▶ **Extract provided**:
-- begin --
And now, the solace that I took in my affection for at least 15 000 species of the phylum has been unceremoniously ripped from my heart. I feel not only a betrayer, but betrayed, as well. You may slander me as a politically incorrect bastard, perhaps even a phylumist in removing my support, but I can assure you that I will sleep all the better knowing that I remain true to my more base instincts.
Take a closer look at that image. They’ve got those feathery-gill-locomotion thingers, too. Ever seen them wave on a modern aquatic arthropod? I have: instant wiggins, kids.
So, there you have it, the motivation for this message: I want it to be known that I am simply writing off the entirety of arthropods. In toto. Save none. Pas d’exceptions. I feel horrible, but it’s what I have to do. Be happy that my initial shock has passed, and I didn’t follow through on my curse to give up on the sum of invertebrates all together!
Many dear things are crumbling around me, boys and girls, and I fear what damage another single piece of truth might reek upon my fragile soul. But don’t be too worried; as long as I may climb into bed each night, confident in the knowledge that the bony tail club of an ankylosaurus was not merely for show, and could rather be used as a most fearsome weapon, I’ll have the strength to face each dawn that comes to me.
Ventral limbs. Bah.
[Chad and Michelle are currently traveling New Zealand and Fiji. They will return in late May (unless they are consumed whole by giant isopods somewhere along the way). Until they return (or the search for their bodies is officially terminated), chadsblog will update weekly with pre-written content.]
-- end --
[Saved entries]
-- begin --
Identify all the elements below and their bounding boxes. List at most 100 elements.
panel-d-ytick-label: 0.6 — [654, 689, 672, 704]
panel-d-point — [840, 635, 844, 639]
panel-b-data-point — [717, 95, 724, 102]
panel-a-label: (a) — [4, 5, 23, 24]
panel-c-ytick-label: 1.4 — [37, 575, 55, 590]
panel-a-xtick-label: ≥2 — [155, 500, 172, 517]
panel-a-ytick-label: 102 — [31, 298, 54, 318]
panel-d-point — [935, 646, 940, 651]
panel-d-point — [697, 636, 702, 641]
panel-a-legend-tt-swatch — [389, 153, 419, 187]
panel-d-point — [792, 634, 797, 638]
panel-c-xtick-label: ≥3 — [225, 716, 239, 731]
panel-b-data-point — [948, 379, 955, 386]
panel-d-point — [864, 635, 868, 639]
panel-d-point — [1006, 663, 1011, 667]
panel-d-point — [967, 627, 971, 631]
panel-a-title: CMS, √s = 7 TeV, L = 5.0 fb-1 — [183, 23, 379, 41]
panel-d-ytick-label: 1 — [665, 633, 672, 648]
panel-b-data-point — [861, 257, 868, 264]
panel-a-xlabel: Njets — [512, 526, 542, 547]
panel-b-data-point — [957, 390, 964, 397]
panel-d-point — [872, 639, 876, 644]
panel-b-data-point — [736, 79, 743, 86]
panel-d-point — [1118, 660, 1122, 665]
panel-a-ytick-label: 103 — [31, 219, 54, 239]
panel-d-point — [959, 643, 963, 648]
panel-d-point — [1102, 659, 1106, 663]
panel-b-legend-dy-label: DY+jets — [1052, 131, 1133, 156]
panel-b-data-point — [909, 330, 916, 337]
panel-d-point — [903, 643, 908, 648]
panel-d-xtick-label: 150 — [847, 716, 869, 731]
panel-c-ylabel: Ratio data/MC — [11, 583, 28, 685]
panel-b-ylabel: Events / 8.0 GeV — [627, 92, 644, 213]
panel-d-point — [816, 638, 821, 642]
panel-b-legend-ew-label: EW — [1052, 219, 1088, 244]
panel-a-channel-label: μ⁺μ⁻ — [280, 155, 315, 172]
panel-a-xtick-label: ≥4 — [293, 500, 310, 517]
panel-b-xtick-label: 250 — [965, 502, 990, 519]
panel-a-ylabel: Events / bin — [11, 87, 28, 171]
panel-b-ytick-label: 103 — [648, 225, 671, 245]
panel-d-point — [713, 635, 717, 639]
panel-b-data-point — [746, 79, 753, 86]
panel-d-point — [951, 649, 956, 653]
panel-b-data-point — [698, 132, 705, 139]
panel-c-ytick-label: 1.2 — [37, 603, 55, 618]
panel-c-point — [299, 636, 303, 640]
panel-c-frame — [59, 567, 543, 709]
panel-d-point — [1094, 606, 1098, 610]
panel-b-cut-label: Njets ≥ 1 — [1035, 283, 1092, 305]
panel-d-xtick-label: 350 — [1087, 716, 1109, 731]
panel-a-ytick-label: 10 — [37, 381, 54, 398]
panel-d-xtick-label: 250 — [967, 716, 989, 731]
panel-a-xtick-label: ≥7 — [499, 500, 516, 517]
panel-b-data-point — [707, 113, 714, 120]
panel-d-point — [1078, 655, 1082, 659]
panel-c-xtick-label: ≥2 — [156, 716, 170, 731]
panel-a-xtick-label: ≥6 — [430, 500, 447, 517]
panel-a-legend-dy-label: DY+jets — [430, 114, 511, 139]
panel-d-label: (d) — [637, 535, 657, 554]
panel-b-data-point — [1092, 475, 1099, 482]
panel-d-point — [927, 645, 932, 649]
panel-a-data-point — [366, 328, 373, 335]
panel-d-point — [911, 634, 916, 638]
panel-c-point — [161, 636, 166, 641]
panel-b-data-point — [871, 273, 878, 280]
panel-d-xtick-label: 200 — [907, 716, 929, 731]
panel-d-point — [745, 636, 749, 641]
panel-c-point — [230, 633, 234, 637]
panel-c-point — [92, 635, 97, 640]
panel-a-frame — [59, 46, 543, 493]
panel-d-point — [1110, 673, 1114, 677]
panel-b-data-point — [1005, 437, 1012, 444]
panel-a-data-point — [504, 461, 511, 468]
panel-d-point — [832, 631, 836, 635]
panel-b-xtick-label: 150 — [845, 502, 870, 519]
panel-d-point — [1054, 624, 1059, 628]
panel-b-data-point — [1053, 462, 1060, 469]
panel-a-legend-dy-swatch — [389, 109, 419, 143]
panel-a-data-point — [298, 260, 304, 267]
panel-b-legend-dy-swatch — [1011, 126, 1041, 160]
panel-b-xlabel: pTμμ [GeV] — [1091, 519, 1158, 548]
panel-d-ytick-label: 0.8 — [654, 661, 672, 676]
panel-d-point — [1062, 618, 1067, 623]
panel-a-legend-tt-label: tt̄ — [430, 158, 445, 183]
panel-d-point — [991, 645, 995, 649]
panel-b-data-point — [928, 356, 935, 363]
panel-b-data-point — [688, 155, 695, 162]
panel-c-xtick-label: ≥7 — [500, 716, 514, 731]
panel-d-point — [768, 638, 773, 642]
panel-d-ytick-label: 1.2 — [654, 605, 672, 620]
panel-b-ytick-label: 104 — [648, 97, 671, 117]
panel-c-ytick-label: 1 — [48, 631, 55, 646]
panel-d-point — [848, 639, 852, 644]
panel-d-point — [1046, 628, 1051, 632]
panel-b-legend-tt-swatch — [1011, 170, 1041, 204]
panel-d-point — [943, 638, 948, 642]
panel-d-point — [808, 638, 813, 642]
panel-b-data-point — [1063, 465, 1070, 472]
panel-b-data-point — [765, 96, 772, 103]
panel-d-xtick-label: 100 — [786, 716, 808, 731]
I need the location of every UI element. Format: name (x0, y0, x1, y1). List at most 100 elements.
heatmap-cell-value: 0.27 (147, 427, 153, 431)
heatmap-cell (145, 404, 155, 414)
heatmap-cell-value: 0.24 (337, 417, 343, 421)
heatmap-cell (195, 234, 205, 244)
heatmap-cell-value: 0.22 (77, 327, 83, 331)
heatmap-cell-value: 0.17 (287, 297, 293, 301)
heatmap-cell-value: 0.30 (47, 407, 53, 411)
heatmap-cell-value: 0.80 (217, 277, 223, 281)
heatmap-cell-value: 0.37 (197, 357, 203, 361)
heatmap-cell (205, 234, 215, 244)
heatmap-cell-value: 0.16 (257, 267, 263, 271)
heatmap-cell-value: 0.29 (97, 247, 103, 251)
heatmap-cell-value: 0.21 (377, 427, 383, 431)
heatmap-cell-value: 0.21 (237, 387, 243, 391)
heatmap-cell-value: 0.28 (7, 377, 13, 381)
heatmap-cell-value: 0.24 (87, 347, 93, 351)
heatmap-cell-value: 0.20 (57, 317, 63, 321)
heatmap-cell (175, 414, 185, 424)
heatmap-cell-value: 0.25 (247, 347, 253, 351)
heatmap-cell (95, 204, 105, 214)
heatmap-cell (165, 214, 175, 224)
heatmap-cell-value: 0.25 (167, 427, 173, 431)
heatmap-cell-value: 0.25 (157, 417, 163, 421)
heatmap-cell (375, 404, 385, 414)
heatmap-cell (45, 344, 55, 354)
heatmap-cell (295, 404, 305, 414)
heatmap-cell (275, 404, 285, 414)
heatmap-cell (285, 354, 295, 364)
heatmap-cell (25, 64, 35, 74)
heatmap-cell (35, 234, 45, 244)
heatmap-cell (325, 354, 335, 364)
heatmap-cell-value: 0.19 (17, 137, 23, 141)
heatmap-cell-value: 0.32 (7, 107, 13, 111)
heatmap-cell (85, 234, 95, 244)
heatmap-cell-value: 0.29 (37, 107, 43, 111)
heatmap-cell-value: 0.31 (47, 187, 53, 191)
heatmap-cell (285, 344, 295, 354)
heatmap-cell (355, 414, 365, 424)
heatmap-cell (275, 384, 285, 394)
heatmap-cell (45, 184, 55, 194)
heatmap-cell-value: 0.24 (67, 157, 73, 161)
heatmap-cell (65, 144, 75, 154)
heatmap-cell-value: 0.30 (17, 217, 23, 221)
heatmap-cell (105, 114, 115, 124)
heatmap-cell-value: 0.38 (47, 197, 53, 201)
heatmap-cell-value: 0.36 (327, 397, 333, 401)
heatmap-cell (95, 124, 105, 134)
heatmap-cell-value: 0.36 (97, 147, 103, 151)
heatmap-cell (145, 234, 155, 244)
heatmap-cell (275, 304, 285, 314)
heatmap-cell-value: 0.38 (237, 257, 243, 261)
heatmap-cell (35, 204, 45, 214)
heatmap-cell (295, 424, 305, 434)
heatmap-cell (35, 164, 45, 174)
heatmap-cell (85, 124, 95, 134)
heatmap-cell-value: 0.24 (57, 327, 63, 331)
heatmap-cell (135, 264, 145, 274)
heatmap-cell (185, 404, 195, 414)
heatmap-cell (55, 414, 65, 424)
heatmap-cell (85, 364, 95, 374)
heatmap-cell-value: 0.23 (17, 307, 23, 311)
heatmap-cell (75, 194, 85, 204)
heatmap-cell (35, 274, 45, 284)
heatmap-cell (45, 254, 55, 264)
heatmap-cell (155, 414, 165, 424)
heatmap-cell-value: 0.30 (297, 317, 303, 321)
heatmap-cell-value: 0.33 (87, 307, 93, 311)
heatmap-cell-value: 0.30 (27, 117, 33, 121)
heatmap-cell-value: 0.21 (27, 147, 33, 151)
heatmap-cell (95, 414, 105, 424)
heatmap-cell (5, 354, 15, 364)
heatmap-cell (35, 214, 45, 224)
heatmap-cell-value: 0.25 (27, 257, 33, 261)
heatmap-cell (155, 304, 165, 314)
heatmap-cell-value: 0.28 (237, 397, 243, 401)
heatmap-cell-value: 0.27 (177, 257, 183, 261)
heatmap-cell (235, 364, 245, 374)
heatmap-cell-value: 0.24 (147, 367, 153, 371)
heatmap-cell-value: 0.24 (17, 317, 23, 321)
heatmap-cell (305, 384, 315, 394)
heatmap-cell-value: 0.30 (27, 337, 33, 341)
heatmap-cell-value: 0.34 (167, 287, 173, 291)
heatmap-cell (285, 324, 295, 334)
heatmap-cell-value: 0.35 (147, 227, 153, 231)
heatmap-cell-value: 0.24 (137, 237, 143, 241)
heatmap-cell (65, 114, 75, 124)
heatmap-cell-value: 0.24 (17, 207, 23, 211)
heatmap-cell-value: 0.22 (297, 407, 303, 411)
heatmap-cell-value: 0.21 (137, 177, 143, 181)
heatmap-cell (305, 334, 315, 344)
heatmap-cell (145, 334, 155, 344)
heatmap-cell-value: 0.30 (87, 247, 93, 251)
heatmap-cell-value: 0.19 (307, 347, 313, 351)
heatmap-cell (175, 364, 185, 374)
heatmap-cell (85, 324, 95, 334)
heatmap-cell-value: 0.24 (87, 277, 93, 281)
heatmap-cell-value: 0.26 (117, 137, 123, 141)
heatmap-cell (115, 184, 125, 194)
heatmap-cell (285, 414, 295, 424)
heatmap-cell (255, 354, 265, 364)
-- end --
▶ **Short task 1**:
According to the note at the end of the arthropod post, which countries are Chad and Michelle traveling?
▶ **Short task 2**:
Reproduce the records word for word, everything from the start of the records down to the line containing "panel-d-point — [864, 635, 868, 639]", with both of those lines included.

▶ **Complete answer 1**:
New Zealand and Fiji.

▶ **Complete answer 2**:
Identify all the elements below and their bounding boxes. List at most 100 elements.
panel-d-ytick-label: 0.6 — [654, 689, 672, 704]
panel-d-point — [840, 635, 844, 639]
panel-b-data-point — [717, 95, 724, 102]
panel-a-label: (a) — [4, 5, 23, 24]
panel-c-ytick-label: 1.4 — [37, 575, 55, 590]
panel-a-xtick-label: ≥2 — [155, 500, 172, 517]
panel-a-ytick-label: 102 — [31, 298, 54, 318]
panel-d-point — [935, 646, 940, 651]
panel-d-point — [697, 636, 702, 641]
panel-a-legend-tt-swatch — [389, 153, 419, 187]
panel-d-point — [792, 634, 797, 638]
panel-c-xtick-label: ≥3 — [225, 716, 239, 731]
panel-b-data-point — [948, 379, 955, 386]
panel-d-point — [864, 635, 868, 639]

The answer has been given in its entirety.